» The exercise
In the records that follow, locate every line with "JSON" and extract it.

* * *

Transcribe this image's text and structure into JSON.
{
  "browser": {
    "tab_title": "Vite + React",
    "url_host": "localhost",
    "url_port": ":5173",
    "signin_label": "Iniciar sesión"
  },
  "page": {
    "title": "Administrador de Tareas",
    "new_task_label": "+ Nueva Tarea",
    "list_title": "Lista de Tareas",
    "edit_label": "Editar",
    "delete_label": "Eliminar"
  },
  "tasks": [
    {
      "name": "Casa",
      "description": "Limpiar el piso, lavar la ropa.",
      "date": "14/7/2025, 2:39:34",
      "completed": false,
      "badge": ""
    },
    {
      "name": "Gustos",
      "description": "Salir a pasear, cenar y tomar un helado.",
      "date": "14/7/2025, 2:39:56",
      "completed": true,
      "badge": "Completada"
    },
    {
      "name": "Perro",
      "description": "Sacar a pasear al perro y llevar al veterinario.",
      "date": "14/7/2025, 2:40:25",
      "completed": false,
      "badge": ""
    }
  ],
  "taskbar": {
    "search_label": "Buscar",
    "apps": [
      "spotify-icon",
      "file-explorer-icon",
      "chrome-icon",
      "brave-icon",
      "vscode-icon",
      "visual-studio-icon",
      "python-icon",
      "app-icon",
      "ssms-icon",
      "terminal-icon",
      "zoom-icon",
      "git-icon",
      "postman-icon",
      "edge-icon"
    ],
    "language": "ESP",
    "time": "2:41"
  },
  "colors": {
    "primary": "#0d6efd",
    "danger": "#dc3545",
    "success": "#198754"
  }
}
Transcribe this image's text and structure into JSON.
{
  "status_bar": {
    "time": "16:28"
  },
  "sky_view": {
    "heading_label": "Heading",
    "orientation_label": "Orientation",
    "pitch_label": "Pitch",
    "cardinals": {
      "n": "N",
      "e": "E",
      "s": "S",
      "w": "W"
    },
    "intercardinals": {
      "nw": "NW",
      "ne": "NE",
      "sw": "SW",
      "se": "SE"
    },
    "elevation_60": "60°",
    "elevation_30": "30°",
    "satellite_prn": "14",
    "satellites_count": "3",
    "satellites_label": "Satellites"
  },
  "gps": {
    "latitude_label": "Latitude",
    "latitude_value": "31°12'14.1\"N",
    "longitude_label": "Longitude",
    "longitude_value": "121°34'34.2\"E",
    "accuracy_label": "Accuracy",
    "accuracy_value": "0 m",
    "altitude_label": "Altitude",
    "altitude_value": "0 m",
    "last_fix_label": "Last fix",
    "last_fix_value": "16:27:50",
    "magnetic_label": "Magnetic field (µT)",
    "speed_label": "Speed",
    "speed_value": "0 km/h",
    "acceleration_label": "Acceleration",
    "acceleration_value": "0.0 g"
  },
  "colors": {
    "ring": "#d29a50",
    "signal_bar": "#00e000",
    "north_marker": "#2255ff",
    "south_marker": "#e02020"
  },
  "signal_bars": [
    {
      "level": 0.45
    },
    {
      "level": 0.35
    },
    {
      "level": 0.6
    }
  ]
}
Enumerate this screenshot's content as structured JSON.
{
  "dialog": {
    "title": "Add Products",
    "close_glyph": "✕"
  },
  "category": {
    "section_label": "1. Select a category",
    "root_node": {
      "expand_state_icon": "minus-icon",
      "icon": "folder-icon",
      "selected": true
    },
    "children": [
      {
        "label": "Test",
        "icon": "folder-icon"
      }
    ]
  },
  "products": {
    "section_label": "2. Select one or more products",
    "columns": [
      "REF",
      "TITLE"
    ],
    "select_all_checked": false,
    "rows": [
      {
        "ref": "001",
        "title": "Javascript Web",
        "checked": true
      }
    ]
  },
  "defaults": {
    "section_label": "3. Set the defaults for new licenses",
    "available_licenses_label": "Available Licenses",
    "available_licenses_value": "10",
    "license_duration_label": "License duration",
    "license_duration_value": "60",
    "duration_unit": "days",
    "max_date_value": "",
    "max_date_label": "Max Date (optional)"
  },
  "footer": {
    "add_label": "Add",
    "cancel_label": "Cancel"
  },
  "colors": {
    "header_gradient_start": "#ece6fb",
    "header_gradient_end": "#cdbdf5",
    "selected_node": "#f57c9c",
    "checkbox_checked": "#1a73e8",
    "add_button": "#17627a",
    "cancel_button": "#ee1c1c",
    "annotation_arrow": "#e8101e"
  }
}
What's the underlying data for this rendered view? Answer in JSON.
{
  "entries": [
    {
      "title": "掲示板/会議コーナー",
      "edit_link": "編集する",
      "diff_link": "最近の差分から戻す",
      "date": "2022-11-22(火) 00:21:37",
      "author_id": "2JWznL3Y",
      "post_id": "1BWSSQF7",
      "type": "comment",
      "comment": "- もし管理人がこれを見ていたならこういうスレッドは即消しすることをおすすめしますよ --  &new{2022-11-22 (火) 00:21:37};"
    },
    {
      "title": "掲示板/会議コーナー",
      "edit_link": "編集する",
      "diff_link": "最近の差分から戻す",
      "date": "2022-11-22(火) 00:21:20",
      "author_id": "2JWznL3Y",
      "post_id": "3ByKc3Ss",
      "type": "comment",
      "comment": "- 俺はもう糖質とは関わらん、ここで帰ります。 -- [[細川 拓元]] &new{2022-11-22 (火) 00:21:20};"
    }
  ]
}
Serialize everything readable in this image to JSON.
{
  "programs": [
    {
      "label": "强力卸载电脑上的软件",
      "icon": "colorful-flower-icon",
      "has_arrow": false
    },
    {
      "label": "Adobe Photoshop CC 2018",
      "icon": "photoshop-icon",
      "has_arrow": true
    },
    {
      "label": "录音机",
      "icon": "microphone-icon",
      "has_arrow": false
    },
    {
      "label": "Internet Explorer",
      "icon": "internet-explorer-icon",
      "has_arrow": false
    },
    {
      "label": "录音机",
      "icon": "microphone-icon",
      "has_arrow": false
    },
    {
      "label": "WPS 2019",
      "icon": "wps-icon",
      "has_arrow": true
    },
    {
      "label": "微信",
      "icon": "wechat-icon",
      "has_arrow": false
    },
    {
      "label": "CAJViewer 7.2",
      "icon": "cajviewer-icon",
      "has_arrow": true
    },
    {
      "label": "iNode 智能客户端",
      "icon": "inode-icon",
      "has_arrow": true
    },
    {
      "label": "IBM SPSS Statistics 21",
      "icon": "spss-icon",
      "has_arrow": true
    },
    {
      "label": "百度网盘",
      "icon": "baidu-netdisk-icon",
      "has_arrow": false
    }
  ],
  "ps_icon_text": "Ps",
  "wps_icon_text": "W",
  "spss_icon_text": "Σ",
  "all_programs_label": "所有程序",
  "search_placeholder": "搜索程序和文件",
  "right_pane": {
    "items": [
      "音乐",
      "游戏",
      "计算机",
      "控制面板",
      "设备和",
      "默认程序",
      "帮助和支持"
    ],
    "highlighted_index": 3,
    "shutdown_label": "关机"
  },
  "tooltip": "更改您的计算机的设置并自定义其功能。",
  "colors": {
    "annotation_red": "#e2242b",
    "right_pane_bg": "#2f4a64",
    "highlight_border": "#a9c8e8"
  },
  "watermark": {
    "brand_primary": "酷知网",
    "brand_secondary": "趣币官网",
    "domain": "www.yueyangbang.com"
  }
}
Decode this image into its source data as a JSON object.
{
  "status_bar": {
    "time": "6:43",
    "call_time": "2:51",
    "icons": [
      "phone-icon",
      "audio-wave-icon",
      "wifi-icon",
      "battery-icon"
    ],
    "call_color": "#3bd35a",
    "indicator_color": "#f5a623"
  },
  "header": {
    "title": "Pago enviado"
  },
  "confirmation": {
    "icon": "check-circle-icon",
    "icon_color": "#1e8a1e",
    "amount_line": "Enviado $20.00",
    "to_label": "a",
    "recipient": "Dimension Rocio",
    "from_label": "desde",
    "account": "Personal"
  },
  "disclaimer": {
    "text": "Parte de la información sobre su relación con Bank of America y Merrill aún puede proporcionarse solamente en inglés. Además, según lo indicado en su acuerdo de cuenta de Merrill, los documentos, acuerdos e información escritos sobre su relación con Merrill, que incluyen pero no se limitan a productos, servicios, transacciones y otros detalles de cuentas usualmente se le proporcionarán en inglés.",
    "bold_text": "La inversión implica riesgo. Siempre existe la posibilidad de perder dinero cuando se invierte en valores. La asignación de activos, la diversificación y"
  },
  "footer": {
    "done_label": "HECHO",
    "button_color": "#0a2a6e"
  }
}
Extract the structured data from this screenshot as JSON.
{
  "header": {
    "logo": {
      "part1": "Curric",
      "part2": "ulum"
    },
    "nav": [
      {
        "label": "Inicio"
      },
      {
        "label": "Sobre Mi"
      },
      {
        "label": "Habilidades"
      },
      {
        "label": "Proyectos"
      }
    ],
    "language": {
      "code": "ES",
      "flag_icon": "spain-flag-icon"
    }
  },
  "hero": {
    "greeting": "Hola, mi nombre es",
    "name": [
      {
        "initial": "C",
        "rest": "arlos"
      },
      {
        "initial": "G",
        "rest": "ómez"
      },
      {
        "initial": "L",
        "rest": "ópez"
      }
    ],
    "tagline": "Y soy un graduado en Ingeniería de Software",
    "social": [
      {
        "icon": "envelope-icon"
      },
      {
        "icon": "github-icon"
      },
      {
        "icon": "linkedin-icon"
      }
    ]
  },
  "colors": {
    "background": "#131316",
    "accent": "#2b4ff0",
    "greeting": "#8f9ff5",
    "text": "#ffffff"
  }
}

* * *

» Written response
Transcribe this image's text and structure into JSON.
Transcribe this image's text and structure into JSON.
Enumerate this screenshot's content as structured JSON.
What's the underlying data for this rendered view? Answer in JSON.
Serialize everything readable in this image to JSON.
Decode this image into its source data as a JSON object.
Extract the structured data from this screenshot as JSON.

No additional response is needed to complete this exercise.